- Texto
Direitos laborais

CGTP acusa dona da Zara de violar direitos dos trabalhadores

Arménio Carlos, CGTP. (Orlando Almeida / Global Imagens)
Arménio Carlos, CGTP. (Orlando Almeida / Global Imagens)

O líder da CGTP acusou o grupo Inditex de violar os direitos dos trabalhadores, sendo que, em causa estão os contratos parciais sem horário definido.

Arménio Carlos, líder da CGTP, acusou o grupo de retalho espanhol Inditex de violar os direitos dos trabalhadores. Em entrevista à rádio TSF, o líder da intersindical indicou que o grupo dono de marcas como Zara, Bershka, Massimo Dutti e Pull and Bear, de ter contratos parciais sem horário definido. Em causa estão também os baixos salários pagos pela empresa aos trabalhadores.

“É inadmissível que na Inditex estejam a impor trabalho parcial de quatro horas, deixando esses trabalhadores reféns, considerando que esses contratos de quatro horas podem ser determinados para qualquer hora do dia, de acordo com o interesse da empresa. Ora, uma pessoa que tenha quatro horas de serviço tem, naturalmente, um salário proporcional a essas quatro horas de serviço, se não tiver alternativa, é uma pessoa que não tem condições para viver”, adiantou à TSF.

Arménio Carlos defendeu mesmo que esta é “uma situação de precariedade que roça a escravidão”, dado que “ninguém consegue viver com 300 euros por mês” e também porque, na sua visão, “não se admite que a Inditex esteja a impor contratos de trabalho parcial onde, simultaneamente, exige que os trabalhadores estejam disponíveis a qualquer hora do dia para fazerem esse mesmo trabalho parcial de quatro horas”.

O líder da CGTP disse ainda aos microfones da TSF que o caso da Inditex não é único e exige medidas do Governo: “Não podemos admitir que, chegados a este período natalício, tanto se fale de solidariedade e, simultaneamente, se continue a assistir e a não se tomar medidas por parte das entidades patronais e do Governo no que respeita ao combate à precariedade, a este modelo de baixos salários e trabalho precário que está, claramente, a esmagar direitos dos trabalhadores e, em relação aos jovens, a condicionar e a impedir que eles programem e organizem a sua vida no que respeita ao futuro.”

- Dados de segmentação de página
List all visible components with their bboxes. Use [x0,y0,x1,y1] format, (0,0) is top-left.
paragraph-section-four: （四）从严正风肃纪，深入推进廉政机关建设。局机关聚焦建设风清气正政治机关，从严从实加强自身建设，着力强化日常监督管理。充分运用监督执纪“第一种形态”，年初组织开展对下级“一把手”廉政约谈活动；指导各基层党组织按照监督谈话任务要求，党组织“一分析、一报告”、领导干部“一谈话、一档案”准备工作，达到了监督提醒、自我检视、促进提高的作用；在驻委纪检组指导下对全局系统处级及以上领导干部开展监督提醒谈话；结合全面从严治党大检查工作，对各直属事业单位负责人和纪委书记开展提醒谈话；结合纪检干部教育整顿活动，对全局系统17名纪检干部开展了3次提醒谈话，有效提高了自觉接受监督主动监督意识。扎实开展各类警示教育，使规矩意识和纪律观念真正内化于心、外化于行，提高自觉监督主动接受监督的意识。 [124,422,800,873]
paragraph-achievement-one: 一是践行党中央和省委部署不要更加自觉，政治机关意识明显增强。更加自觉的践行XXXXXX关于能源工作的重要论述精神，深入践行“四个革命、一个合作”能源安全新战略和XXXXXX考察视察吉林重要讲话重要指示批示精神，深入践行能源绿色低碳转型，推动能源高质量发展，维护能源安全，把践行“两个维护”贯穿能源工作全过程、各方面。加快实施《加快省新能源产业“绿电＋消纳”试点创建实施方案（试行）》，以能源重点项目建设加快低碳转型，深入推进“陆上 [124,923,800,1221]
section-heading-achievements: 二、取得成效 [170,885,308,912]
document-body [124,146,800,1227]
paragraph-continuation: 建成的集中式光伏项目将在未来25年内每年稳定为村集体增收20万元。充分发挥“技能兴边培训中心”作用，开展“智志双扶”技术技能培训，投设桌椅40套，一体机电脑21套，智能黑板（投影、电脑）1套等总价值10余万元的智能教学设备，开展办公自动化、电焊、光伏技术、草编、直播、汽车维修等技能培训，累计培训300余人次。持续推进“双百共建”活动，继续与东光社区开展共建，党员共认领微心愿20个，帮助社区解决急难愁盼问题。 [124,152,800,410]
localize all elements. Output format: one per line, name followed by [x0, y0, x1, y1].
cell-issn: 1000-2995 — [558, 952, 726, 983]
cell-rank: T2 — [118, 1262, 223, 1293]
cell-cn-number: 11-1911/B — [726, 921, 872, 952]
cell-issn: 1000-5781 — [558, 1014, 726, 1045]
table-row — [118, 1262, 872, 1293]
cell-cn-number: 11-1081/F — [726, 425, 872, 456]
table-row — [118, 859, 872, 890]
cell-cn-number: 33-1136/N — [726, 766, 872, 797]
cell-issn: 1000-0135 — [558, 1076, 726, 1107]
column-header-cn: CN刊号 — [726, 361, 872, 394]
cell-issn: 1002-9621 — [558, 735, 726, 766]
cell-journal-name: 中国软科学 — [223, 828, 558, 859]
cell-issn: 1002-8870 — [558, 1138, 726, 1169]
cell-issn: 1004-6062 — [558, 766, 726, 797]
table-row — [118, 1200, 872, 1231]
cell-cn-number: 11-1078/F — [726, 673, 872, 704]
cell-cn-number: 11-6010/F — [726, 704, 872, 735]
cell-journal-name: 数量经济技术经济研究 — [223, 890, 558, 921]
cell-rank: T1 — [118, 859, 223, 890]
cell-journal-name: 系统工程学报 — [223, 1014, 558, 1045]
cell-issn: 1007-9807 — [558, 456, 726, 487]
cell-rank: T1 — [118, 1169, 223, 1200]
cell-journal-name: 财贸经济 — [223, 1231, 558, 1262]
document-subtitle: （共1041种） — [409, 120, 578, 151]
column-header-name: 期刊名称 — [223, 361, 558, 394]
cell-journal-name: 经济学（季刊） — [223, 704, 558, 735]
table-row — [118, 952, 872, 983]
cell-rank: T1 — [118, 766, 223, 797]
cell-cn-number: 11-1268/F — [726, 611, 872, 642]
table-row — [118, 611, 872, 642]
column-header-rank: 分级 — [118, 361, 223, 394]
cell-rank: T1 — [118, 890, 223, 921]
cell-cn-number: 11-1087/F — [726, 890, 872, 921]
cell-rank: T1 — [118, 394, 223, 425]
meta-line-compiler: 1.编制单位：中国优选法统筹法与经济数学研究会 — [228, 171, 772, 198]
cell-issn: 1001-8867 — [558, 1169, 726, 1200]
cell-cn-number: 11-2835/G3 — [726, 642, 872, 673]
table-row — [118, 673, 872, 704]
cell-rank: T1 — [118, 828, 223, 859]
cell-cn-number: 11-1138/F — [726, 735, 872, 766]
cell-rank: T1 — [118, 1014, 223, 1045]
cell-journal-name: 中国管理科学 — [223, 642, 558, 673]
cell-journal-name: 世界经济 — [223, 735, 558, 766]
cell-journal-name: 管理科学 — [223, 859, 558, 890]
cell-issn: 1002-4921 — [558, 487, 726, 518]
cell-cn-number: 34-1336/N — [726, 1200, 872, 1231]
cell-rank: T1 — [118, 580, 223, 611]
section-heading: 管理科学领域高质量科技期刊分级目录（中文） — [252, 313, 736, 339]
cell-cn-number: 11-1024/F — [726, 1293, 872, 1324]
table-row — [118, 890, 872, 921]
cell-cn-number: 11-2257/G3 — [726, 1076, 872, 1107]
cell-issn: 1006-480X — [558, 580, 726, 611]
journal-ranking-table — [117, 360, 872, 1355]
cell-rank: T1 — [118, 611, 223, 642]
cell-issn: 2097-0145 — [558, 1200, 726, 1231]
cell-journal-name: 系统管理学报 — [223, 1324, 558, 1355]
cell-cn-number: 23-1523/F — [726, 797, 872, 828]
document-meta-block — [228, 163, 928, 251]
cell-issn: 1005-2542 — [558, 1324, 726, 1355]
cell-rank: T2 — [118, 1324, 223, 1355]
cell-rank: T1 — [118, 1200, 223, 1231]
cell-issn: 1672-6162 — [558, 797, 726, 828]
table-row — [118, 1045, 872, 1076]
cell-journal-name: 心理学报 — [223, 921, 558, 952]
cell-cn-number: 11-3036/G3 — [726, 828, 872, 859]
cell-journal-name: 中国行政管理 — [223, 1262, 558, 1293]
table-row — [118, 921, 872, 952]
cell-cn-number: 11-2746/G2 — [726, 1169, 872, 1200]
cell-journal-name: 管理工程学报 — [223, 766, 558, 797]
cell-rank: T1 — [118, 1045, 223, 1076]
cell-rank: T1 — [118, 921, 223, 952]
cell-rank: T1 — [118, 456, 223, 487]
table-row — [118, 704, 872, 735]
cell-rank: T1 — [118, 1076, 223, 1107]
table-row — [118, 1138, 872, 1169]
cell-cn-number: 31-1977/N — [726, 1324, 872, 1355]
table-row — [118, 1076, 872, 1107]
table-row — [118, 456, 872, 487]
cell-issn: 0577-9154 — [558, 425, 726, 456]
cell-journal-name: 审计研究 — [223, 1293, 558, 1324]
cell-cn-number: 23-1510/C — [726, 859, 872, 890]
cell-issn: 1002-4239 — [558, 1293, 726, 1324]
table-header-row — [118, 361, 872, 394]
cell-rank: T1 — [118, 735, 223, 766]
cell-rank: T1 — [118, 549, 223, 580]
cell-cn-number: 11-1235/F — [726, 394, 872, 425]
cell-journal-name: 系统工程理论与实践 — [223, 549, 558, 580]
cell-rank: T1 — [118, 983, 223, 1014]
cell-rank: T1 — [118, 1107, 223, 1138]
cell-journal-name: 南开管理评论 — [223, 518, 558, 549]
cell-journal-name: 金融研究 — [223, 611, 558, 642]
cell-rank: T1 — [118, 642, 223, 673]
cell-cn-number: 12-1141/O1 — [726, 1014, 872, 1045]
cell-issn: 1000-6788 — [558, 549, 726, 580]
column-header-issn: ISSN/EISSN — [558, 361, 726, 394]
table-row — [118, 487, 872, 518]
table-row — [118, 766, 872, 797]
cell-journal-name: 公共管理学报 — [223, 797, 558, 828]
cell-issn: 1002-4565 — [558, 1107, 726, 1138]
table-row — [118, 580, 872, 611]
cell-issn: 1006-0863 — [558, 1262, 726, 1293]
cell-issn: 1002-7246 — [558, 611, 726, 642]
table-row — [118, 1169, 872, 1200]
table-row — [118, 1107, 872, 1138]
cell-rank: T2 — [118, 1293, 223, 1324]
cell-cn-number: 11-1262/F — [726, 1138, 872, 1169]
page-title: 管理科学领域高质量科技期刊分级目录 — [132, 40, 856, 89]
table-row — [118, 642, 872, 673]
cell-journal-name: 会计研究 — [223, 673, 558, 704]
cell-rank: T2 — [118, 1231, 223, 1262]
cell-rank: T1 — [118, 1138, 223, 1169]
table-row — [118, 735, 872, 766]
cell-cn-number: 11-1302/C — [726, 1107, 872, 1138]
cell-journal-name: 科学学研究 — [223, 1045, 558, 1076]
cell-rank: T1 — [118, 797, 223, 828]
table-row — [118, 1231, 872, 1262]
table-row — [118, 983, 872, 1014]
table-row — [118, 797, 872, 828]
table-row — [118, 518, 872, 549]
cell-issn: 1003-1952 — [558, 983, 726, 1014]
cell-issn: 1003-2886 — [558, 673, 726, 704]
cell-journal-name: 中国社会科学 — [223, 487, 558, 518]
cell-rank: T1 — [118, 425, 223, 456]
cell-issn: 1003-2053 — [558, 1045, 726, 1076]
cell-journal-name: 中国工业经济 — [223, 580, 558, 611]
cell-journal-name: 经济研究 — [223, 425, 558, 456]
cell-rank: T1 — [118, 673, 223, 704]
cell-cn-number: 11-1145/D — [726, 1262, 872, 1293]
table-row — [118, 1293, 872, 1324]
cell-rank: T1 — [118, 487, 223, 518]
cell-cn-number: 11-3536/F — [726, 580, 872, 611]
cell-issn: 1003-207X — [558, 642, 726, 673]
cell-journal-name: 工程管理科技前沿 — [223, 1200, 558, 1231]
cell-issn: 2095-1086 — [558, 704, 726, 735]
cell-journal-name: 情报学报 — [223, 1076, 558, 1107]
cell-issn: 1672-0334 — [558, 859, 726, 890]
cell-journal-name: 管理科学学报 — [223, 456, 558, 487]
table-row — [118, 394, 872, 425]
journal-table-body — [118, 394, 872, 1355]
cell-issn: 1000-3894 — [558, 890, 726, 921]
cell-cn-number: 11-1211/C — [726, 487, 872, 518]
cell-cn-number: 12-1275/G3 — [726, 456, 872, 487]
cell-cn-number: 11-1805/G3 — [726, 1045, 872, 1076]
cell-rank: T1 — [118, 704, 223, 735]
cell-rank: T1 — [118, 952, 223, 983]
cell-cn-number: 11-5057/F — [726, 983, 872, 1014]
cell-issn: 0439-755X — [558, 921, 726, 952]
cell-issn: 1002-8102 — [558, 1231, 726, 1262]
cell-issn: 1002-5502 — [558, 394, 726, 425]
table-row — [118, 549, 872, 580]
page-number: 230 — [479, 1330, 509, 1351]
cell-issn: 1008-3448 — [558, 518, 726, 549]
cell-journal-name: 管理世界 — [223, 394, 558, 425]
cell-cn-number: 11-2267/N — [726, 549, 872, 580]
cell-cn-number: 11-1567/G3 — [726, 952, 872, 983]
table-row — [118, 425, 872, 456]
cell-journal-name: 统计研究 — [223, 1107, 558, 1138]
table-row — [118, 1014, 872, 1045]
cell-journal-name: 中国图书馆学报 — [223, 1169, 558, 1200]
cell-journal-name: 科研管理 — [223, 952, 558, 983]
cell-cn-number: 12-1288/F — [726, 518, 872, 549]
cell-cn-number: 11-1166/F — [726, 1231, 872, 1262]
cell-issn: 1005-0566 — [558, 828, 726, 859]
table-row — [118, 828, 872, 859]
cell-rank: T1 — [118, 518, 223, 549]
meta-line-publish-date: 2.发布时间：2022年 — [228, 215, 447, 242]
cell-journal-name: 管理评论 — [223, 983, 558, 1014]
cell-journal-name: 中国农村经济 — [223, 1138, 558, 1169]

- Objetivo da tarefa
Por favor, reproduza sem alterações o trecho do texto sobre a CGTP e a Inditex que vai de "CGTP acusa dona" até "empresa aos trabalhadores.".

- Resposta
CGTP acusa dona da Zara de violar direitos dos trabalhadores

Arménio Carlos, CGTP. (Orlando Almeida / Global Imagens)
Arménio Carlos, CGTP. (Orlando Almeida / Global Imagens)

O líder da CGTP acusou o grupo Inditex de violar os direitos dos trabalhadores, sendo que, em causa estão os contratos parciais sem horário definido.

Arménio Carlos, líder da CGTP, acusou o grupo de retalho espanhol Inditex de violar os direitos dos trabalhadores. Em entrevista à rádio TSF, o líder da intersindical indicou que o grupo dono de marcas como Zara, Bershka, Massimo Dutti e Pull and Bear, de ter contratos parciais sem horário definido. Em causa estão também os baixos salários pagos pela empresa aos trabalhadores.